(Data records)

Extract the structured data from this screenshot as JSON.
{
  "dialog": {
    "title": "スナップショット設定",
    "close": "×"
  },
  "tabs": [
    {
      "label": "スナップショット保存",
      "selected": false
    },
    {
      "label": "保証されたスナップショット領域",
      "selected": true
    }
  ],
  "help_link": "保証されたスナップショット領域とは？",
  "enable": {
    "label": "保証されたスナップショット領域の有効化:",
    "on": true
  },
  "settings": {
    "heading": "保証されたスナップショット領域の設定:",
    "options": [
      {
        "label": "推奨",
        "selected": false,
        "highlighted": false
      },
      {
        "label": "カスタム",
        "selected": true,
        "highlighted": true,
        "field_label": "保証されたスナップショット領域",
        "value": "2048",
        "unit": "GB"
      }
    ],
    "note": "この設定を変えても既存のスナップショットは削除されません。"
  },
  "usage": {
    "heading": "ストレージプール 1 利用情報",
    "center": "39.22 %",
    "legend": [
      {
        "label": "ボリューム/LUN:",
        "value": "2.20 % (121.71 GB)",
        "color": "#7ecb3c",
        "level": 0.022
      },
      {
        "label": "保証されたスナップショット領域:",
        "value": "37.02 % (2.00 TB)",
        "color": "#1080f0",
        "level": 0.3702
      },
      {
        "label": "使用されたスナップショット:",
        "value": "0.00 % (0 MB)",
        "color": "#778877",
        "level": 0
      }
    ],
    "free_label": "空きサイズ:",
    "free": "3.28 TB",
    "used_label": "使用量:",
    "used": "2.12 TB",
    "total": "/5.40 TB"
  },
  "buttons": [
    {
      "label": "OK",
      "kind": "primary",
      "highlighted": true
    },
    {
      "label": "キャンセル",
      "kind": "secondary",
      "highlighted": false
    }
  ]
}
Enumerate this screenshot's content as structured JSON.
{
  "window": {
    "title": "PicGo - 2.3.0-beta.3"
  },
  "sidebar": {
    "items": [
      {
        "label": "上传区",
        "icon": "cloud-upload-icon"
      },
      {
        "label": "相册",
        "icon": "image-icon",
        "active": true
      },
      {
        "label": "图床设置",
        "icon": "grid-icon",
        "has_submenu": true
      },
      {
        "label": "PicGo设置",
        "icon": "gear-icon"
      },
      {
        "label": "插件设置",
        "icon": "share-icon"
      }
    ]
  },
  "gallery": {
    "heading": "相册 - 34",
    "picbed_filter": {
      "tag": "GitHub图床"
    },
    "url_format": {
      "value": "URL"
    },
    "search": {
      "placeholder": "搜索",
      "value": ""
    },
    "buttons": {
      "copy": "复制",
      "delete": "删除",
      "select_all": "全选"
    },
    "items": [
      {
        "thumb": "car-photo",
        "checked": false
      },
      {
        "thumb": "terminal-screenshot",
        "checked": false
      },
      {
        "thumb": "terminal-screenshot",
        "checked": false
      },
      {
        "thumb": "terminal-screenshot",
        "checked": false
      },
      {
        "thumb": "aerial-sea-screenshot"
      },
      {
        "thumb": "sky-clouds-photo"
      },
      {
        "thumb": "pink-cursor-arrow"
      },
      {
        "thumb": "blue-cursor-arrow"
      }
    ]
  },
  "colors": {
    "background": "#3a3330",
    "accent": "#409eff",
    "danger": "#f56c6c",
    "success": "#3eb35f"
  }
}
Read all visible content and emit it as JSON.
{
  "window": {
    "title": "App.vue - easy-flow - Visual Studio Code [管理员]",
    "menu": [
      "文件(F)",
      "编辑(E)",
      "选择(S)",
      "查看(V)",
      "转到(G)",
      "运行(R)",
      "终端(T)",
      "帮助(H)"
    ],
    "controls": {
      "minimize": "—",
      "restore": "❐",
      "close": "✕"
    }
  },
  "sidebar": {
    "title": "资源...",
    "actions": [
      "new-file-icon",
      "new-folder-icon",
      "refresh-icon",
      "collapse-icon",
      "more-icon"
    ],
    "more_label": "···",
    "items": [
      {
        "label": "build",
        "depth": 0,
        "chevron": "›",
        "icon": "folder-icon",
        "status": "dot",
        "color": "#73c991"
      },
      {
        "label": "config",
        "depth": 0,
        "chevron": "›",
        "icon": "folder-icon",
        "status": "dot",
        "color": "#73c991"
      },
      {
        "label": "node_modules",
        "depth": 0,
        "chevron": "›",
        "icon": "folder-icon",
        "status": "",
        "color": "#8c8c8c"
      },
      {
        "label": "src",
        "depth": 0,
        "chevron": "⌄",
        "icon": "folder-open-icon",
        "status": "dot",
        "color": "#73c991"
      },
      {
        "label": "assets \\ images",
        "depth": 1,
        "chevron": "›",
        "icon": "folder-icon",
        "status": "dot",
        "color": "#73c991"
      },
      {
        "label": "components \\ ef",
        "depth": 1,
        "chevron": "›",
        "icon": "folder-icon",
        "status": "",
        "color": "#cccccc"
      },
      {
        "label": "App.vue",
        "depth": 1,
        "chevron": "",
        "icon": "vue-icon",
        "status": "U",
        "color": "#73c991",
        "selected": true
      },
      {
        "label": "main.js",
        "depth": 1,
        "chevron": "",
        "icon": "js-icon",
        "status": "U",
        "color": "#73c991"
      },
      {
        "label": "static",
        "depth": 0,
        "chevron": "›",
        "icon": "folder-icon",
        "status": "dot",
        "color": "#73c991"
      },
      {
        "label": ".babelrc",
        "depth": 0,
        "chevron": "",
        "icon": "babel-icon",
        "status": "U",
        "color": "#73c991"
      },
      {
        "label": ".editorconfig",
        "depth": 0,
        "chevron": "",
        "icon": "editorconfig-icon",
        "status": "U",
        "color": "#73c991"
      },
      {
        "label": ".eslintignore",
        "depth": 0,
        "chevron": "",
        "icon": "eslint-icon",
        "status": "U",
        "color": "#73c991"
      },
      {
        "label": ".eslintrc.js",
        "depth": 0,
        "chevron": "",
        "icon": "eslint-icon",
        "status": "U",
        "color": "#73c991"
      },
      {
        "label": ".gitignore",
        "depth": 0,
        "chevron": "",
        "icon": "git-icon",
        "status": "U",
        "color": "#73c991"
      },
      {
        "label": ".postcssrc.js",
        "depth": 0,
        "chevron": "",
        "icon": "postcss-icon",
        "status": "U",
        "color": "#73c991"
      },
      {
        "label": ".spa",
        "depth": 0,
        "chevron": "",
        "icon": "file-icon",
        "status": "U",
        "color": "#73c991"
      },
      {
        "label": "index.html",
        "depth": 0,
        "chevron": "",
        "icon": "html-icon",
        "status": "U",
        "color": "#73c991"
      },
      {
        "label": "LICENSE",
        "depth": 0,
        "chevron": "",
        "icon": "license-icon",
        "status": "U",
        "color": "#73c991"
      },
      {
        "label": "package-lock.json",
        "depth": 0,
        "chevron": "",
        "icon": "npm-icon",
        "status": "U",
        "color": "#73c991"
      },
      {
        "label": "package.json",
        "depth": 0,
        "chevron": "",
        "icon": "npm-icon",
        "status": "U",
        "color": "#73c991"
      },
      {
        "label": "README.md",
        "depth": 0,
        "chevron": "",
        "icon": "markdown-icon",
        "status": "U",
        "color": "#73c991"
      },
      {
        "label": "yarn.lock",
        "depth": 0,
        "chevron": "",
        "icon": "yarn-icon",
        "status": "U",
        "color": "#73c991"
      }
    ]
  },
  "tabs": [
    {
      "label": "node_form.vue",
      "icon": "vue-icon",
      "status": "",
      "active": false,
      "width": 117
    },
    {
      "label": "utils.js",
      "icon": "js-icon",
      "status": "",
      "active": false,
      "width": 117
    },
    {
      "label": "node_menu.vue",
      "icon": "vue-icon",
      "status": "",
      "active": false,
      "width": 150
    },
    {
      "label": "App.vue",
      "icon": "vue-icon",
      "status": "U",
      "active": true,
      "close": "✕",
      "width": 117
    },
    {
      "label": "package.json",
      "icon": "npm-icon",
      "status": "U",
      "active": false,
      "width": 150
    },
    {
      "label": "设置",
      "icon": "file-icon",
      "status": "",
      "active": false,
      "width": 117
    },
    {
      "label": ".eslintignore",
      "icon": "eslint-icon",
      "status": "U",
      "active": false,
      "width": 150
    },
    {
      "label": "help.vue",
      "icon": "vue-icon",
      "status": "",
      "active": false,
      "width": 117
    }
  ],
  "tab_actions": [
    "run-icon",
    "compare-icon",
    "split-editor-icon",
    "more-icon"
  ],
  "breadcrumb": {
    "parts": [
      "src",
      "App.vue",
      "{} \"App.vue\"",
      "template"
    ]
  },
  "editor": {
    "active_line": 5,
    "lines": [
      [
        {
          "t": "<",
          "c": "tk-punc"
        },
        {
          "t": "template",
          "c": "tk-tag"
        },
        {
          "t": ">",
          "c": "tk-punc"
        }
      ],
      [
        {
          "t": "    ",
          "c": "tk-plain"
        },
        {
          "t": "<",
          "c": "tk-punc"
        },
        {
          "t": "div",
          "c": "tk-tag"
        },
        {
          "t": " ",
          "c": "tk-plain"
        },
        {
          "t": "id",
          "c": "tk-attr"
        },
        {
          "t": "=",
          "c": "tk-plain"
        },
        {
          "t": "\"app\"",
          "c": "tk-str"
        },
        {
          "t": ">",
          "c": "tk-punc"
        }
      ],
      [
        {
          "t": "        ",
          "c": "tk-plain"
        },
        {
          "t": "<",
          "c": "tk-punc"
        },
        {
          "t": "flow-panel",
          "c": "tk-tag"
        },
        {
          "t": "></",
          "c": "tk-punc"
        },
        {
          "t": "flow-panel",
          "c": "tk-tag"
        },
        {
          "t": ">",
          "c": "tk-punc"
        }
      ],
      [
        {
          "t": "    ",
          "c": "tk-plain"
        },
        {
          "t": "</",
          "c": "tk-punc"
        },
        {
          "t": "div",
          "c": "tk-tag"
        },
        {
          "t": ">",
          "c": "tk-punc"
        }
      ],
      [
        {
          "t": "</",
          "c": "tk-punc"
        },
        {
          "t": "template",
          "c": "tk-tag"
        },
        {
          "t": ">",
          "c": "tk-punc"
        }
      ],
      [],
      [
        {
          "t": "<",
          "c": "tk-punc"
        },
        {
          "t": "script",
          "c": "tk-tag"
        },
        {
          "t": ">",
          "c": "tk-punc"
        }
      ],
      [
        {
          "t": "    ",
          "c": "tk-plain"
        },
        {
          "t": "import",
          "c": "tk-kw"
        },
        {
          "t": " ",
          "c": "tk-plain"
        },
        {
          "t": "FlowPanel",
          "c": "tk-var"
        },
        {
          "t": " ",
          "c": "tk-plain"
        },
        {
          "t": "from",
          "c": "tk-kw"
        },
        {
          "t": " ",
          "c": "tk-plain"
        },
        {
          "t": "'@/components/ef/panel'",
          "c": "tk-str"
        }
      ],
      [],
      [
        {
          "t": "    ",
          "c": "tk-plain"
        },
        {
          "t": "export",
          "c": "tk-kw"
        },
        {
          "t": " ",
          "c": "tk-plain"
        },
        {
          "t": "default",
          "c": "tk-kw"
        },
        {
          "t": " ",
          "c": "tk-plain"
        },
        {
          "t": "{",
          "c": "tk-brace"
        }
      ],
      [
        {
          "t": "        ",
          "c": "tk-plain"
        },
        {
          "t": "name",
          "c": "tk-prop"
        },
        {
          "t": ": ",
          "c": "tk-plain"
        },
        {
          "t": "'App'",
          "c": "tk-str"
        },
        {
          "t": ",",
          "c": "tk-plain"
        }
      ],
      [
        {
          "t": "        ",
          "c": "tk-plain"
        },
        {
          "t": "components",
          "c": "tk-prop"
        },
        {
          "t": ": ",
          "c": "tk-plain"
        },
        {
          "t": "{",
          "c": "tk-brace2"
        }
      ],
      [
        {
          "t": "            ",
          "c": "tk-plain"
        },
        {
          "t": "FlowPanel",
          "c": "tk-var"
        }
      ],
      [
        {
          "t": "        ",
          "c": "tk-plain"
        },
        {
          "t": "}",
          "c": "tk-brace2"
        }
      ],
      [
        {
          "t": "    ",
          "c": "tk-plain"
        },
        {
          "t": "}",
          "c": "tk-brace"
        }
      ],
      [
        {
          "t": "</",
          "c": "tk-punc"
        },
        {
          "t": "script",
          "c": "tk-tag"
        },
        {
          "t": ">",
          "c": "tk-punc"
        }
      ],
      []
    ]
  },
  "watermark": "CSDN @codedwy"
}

> Problem description
Locate and copy each line in the data above that includes the word "structured".

> Output of the exercise
Extract the structured data from this screenshot as JSON.
Enumerate this screenshot's content as structured JSON.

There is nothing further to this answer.